## Begin DATASET CONTENT

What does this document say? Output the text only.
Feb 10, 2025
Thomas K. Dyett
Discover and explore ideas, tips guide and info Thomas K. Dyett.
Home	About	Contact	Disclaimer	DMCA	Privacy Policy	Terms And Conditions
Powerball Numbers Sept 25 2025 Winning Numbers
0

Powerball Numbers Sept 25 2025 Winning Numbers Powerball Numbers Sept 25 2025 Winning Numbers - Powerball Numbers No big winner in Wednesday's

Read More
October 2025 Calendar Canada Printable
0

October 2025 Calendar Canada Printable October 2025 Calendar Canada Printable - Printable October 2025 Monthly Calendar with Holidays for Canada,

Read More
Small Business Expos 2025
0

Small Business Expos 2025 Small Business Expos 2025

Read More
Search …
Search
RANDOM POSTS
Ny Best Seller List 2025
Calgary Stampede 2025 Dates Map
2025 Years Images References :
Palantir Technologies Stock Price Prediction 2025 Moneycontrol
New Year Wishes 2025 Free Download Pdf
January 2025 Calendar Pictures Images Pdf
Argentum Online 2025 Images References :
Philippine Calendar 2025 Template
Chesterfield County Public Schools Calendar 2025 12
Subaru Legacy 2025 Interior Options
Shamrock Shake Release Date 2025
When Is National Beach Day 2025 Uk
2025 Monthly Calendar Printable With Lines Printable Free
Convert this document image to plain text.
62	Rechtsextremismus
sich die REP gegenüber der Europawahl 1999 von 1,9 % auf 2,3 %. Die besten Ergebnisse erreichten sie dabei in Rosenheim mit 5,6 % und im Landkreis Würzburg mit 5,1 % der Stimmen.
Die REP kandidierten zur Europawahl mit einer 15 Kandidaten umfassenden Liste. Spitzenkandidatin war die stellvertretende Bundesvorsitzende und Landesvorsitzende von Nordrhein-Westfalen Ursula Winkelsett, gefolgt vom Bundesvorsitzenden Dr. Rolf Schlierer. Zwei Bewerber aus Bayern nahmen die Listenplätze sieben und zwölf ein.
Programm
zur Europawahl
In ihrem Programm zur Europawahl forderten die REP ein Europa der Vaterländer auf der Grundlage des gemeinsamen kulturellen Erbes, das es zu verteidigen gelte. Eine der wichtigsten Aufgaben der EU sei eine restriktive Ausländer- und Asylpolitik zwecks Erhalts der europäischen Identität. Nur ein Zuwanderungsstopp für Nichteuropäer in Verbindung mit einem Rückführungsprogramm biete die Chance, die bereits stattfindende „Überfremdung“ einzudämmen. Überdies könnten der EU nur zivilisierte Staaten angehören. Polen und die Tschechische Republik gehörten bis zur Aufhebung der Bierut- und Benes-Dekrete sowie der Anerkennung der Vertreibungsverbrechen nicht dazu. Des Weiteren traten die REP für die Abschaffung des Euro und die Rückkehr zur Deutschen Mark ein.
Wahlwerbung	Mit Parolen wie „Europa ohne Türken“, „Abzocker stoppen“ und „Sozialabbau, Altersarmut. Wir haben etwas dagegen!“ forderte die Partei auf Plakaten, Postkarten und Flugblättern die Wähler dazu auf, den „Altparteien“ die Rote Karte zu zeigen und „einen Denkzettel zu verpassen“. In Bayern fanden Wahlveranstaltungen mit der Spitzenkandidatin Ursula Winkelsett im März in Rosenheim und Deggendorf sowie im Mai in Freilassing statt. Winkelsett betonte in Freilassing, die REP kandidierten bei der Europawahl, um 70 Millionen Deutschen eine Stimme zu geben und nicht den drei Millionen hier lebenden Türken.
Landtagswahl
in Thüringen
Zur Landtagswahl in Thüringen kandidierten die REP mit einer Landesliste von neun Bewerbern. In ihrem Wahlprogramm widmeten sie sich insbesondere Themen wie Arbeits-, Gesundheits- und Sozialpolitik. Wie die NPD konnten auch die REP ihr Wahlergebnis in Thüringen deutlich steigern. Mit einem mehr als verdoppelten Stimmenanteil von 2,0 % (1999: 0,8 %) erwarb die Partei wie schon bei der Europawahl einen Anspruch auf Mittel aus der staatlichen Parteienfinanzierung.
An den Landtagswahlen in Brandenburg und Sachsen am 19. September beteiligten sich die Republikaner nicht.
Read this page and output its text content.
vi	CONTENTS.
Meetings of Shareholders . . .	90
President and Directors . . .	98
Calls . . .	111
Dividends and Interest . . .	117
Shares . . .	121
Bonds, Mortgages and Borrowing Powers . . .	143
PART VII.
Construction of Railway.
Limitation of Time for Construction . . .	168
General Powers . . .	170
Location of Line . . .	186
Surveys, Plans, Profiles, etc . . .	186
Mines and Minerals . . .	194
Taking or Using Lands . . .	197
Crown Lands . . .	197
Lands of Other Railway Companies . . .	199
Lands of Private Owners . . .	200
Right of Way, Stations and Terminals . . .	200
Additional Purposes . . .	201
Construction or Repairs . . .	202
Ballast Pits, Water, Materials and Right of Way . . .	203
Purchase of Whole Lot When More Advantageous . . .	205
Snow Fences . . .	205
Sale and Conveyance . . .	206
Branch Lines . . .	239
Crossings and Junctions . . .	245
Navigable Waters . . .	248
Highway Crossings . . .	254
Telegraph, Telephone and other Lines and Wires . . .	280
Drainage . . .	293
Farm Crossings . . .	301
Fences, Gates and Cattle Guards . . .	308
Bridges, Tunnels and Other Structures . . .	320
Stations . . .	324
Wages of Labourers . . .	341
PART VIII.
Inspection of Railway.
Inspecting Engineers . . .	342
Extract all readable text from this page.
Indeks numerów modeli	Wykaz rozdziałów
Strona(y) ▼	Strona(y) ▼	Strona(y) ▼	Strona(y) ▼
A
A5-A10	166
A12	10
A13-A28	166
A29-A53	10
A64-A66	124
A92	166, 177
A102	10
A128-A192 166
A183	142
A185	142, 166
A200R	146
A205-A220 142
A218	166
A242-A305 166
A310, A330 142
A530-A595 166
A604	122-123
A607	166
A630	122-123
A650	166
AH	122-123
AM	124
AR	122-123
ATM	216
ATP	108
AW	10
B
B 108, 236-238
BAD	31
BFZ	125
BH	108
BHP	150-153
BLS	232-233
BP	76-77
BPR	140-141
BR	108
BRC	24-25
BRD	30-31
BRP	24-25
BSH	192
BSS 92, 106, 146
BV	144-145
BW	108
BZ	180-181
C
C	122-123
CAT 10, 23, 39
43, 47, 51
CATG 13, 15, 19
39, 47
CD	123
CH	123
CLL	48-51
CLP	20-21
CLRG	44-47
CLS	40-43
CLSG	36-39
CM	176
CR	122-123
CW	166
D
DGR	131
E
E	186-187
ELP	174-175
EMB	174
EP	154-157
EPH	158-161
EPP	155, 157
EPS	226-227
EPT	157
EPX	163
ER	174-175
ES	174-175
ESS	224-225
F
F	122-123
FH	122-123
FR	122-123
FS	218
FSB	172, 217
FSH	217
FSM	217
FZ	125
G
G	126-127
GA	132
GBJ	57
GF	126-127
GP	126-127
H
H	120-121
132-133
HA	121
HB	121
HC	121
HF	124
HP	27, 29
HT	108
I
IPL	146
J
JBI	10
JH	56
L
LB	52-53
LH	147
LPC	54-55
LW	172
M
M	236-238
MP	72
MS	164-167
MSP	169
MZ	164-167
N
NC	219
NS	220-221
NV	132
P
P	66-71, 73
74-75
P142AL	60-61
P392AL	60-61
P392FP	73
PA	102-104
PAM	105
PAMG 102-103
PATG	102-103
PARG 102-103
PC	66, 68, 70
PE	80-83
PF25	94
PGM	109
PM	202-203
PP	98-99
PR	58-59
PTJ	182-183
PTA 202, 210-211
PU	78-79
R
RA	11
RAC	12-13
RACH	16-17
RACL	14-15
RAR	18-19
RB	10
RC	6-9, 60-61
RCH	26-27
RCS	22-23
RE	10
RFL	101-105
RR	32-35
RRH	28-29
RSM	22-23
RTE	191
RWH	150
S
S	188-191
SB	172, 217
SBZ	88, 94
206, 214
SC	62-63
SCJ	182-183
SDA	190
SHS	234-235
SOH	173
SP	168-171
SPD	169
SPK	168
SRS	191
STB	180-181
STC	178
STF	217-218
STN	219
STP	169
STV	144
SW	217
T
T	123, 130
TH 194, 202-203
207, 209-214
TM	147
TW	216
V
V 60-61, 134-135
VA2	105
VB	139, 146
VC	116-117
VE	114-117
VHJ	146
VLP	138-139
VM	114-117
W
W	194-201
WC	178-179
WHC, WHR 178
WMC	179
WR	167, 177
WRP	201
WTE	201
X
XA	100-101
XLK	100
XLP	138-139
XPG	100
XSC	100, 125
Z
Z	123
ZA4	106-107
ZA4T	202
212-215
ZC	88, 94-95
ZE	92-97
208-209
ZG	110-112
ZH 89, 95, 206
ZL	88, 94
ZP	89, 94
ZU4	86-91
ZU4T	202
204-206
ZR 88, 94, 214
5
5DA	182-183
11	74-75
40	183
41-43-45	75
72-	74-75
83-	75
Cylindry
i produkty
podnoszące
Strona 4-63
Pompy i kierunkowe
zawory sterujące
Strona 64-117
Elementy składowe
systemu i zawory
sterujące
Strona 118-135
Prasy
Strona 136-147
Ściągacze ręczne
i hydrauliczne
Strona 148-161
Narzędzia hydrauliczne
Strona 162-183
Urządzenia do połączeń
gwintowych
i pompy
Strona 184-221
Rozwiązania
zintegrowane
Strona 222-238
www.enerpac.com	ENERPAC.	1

## End DATASET CONTENT

-- INSTRUCTIONS TO FOLLOW --
Copy each line above containing the string "Lines".

-- RESULT BELOW --
2025 Monthly Calendar Printable With Lines Printable Free
Branch Lines . . .	239
Telegraph, Telephone and other Lines and Wires . . .	280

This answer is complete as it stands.